[Figure collection entries]
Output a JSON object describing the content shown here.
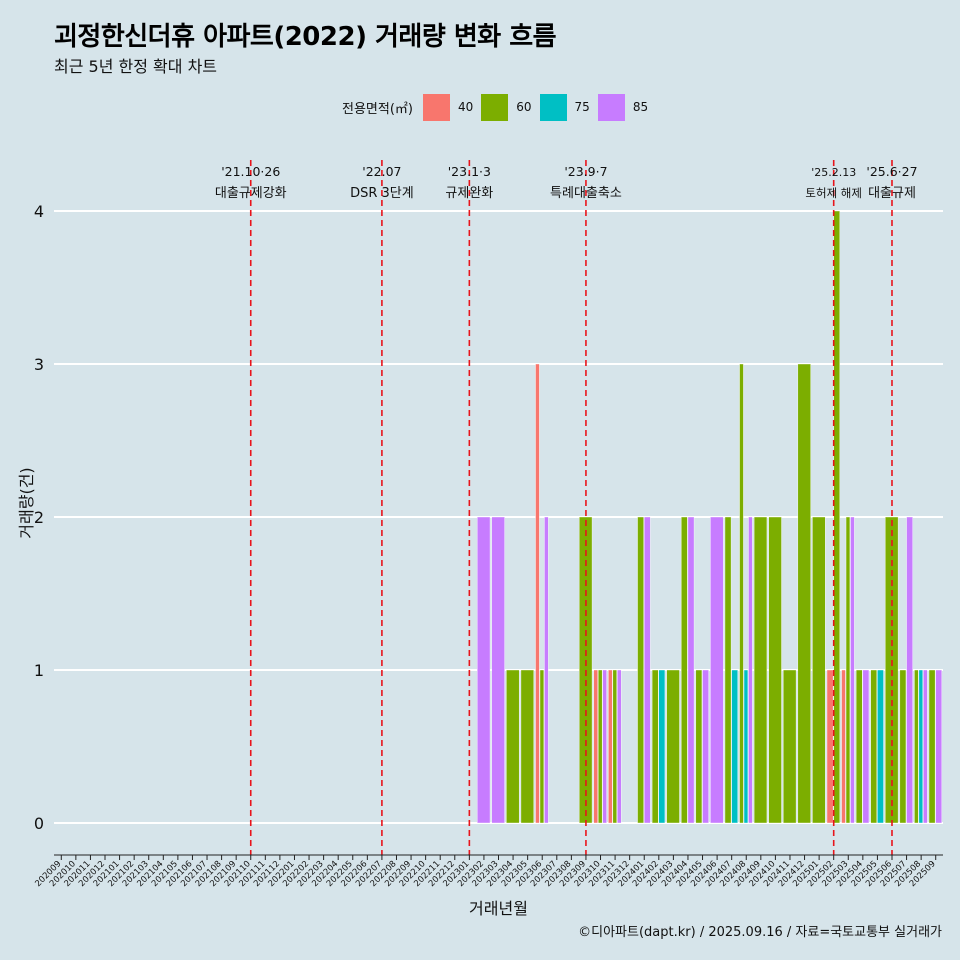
{
  "title": "괴정한신더휴 아파트(2022) 거래량 변화 흐름",
  "subtitle": "최근 5년 한정 확대 차트",
  "caption": "©디아파트(dapt.kr) / 2025.09.16 / 자료=국토교통부 실거래가",
  "legend": {
    "title": "전용면적(㎡)",
    "items": [
      {
        "label": "40",
        "color": "#F8766D"
      },
      {
        "label": "60",
        "color": "#7CAE00"
      },
      {
        "label": "75",
        "color": "#00BFC4"
      },
      {
        "label": "85",
        "color": "#C77CFF"
      }
    ]
  },
  "chart_data": {
    "type": "bar",
    "title": "괴정한신더휴 아파트(2022) 거래량 변화 흐름",
    "subtitle": "최근 5년 한정 확대 차트",
    "xlabel": "거래년월",
    "ylabel": "거래량(건)",
    "ylim": [
      0,
      4
    ],
    "yticks": [
      0,
      1,
      2,
      3,
      4
    ],
    "grid": true,
    "legend_position": "top",
    "categories": [
      "202009",
      "202010",
      "202011",
      "202012",
      "202101",
      "202102",
      "202103",
      "202104",
      "202105",
      "202106",
      "202107",
      "202108",
      "202109",
      "202110",
      "202111",
      "202112",
      "202201",
      "202202",
      "202203",
      "202204",
      "202205",
      "202206",
      "202207",
      "202208",
      "202209",
      "202210",
      "202211",
      "202212",
      "202301",
      "202302",
      "202303",
      "202304",
      "202305",
      "202306",
      "202307",
      "202308",
      "202309",
      "202310",
      "202311",
      "202312",
      "202401",
      "202402",
      "202403",
      "202404",
      "202405",
      "202406",
      "202407",
      "202408",
      "202409",
      "202410",
      "202411",
      "202412",
      "202501",
      "202502",
      "202503",
      "202504",
      "202505",
      "202506",
      "202507",
      "202508",
      "202509"
    ],
    "series": [
      {
        "name": "40",
        "color": "#F8766D",
        "values": [
          0,
          0,
          0,
          0,
          0,
          0,
          0,
          0,
          0,
          0,
          0,
          0,
          0,
          0,
          0,
          0,
          0,
          0,
          0,
          0,
          0,
          0,
          0,
          0,
          0,
          0,
          0,
          0,
          0,
          0,
          0,
          0,
          0,
          3,
          0,
          0,
          0,
          1,
          1,
          0,
          0,
          0,
          0,
          0,
          0,
          0,
          0,
          0,
          0,
          0,
          0,
          0,
          0,
          1,
          1,
          0,
          0,
          0,
          0,
          0,
          0
        ]
      },
      {
        "name": "60",
        "color": "#7CAE00",
        "values": [
          0,
          0,
          0,
          0,
          0,
          0,
          0,
          0,
          0,
          0,
          0,
          0,
          0,
          0,
          0,
          0,
          0,
          0,
          0,
          0,
          0,
          0,
          0,
          0,
          0,
          0,
          0,
          0,
          0,
          0,
          0,
          1,
          1,
          1,
          0,
          0,
          2,
          1,
          1,
          0,
          2,
          1,
          1,
          2,
          1,
          0,
          2,
          3,
          2,
          2,
          1,
          3,
          2,
          4,
          2,
          1,
          1,
          2,
          1,
          1,
          1
        ]
      },
      {
        "name": "75",
        "color": "#00BFC4",
        "values": [
          0,
          0,
          0,
          0,
          0,
          0,
          0,
          0,
          0,
          0,
          0,
          0,
          0,
          0,
          0,
          0,
          0,
          0,
          0,
          0,
          0,
          0,
          0,
          0,
          0,
          0,
          0,
          0,
          0,
          0,
          0,
          0,
          0,
          0,
          0,
          0,
          0,
          0,
          0,
          0,
          0,
          1,
          0,
          0,
          0,
          0,
          1,
          1,
          0,
          0,
          0,
          0,
          0,
          0,
          0,
          0,
          1,
          0,
          0,
          1,
          0
        ]
      },
      {
        "name": "85",
        "color": "#C77CFF",
        "values": [
          0,
          0,
          0,
          0,
          0,
          0,
          0,
          0,
          0,
          0,
          0,
          0,
          0,
          0,
          0,
          0,
          0,
          0,
          0,
          0,
          0,
          0,
          0,
          0,
          0,
          0,
          0,
          0,
          0,
          2,
          2,
          0,
          0,
          2,
          0,
          0,
          0,
          1,
          1,
          0,
          2,
          0,
          0,
          2,
          1,
          2,
          0,
          2,
          0,
          0,
          0,
          0,
          0,
          0,
          2,
          1,
          0,
          0,
          2,
          1,
          1
        ]
      }
    ],
    "annotations": [
      {
        "x": "202110",
        "date": "'21.10·26",
        "label": "대출규제강화"
      },
      {
        "x": "202207",
        "date": "'22.07",
        "label": "DSR 3단계"
      },
      {
        "x": "202301",
        "date": "'23.1·3",
        "label": "규제완화"
      },
      {
        "x": "202309",
        "date": "'23.9·7",
        "label": "특례대출축소"
      },
      {
        "x": "202502",
        "date": "'25.2.13",
        "label": "토허제 해제"
      },
      {
        "x": "202506",
        "date": "'25.6·27",
        "label": "대출규제"
      }
    ]
  }
}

__Exercise task__.
Pictures are to be left out; all else in the entries above is to be quoted exactly.

__Exercise result__.
Output a JSON object describing the content shown here.
{
  "title": "괴정한신더휴 아파트(2022) 거래량 변화 흐름",
  "subtitle": "최근 5년 한정 확대 차트",
  "caption": "©디아파트(dapt.kr) / 2025.09.16 / 자료=국토교통부 실거래가",
  "legend": {
    "title": "전용면적(㎡)",
    "items": [
      {
        "label": "40",
        "color": "#F8766D"
      },
      {
        "label": "60",
        "color": "#7CAE00"
      },
      {
        "label": "75",
        "color": "#00BFC4"
      },
      {
        "label": "85",
        "color": "#C77CFF"
      }
    ]
  },
  "chart_data": {
    "type": "bar",
    "title": "괴정한신더휴 아파트(2022) 거래량 변화 흐름",
    "subtitle": "최근 5년 한정 확대 차트",
    "xlabel": "거래년월",
    "ylabel": "거래량(건)",
    "ylim": [
      0,
      4
    ],
    "yticks": [
      0,
      1,
      2,
      3,
      4
    ],
    "grid": true,
    "legend_position": "top",
    "categories": [
      "202009",
      "202010",
      "202011",
      "202012",
      "202101",
      "202102",
      "202103",
      "202104",
      "202105",
      "202106",
      "202107",
      "202108",
      "202109",
      "202110",
      "202111",
      "202112",
      "202201",
      "202202",
      "202203",
      "202204",
      "202205",
      "202206",
      "202207",
      "202208",
      "202209",
      "202210",
      "202211",
      "202212",
      "202301",
      "202302",
      "202303",
      "202304",
      "202305",
      "202306",
      "202307",
      "202308",
      "202309",
      "202310",
      "202311",
      "202312",
      "202401",
      "202402",
      "202403",
      "202404",
      "202405",
      "202406",
      "202407",
      "202408",
      "202409",
      "202410",
      "202411",
      "202412",
      "202501",
      "202502",
      "202503",
      "202504",
      "202505",
      "202506",
      "202507",
      "202508",
      "202509"
    ],
    "series": [
      {
        "name": "40",
        "color": "#F8766D",
        "values": [
          0,
          0,
          0,
          0,
          0,
          0,
          0,
          0,
          0,
          0,
          0,
          0,
          0,
          0,
          0,
          0,
          0,
          0,
          0,
          0,
          0,
          0,
          0,
          0,
          0,
          0,
          0,
          0,
          0,
          0,
          0,
          0,
          0,
          3,
          0,
          0,
          0,
          1,
          1,
          0,
          0,
          0,
          0,
          0,
          0,
          0,
          0,
          0,
          0,
          0,
          0,
          0,
          0,
          1,
          1,
          0,
          0,
          0,
          0,
          0,
          0
        ]
      },
      {
        "name": "60",
        "color": "#7CAE00",
        "values": [
          0,
          0,
          0,
          0,
          0,
          0,
          0,
          0,
          0,
          0,
          0,
          0,
          0,
          0,
          0,
          0,
          0,
          0,
          0,
          0,
          0,
          0,
          0,
          0,
          0,
          0,
          0,
          0,
          0,
          0,
          0,
          1,
          1,
          1,
          0,
          0,
          2,
          1,
          1,
          0,
          2,
          1,
          1,
          2,
          1,
          0,
          2,
          3,
          2,
          2,
          1,
          3,
          2,
          4,
          2,
          1,
          1,
          2,
          1,
          1,
          1
        ]
      },
      {
        "name": "75",
        "color": "#00BFC4",
        "values": [
          0,
          0,
          0,
          0,
          0,
          0,
          0,
          0,
          0,
          0,
          0,
          0,
          0,
          0,
          0,
          0,
          0,
          0,
          0,
          0,
          0,
          0,
          0,
          0,
          0,
          0,
          0,
          0,
          0,
          0,
          0,
          0,
          0,
          0,
          0,
          0,
          0,
          0,
          0,
          0,
          0,
          1,
          0,
          0,
          0,
          0,
          1,
          1,
          0,
          0,
          0,
          0,
          0,
          0,
          0,
          0,
          1,
          0,
          0,
          1,
          0
        ]
      },
      {
        "name": "85",
        "color": "#C77CFF",
        "values": [
          0,
          0,
          0,
          0,
          0,
          0,
          0,
          0,
          0,
          0,
          0,
          0,
          0,
          0,
          0,
          0,
          0,
          0,
          0,
          0,
          0,
          0,
          0,
          0,
          0,
          0,
          0,
          0,
          0,
          2,
          2,
          0,
          0,
          2,
          0,
          0,
          0,
          1,
          1,
          0,
          2,
          0,
          0,
          2,
          1,
          2,
          0,
          2,
          0,
          0,
          0,
          0,
          0,
          0,
          2,
          1,
          0,
          0,
          2,
          1,
          1
        ]
      }
    ],
    "annotations": [
      {
        "x": "202110",
        "date": "'21.10·26",
        "label": "대출규제강화"
      },
      {
        "x": "202207",
        "date": "'22.07",
        "label": "DSR 3단계"
      },
      {
        "x": "202301",
        "date": "'23.1·3",
        "label": "규제완화"
      },
      {
        "x": "202309",
        "date": "'23.9·7",
        "label": "특례대출축소"
      },
      {
        "x": "202502",
        "date": "'25.2.13",
        "label": "토허제 해제"
      },
      {
        "x": "202506",
        "date": "'25.6·27",
        "label": "대출규제"
      }
    ]
  }
}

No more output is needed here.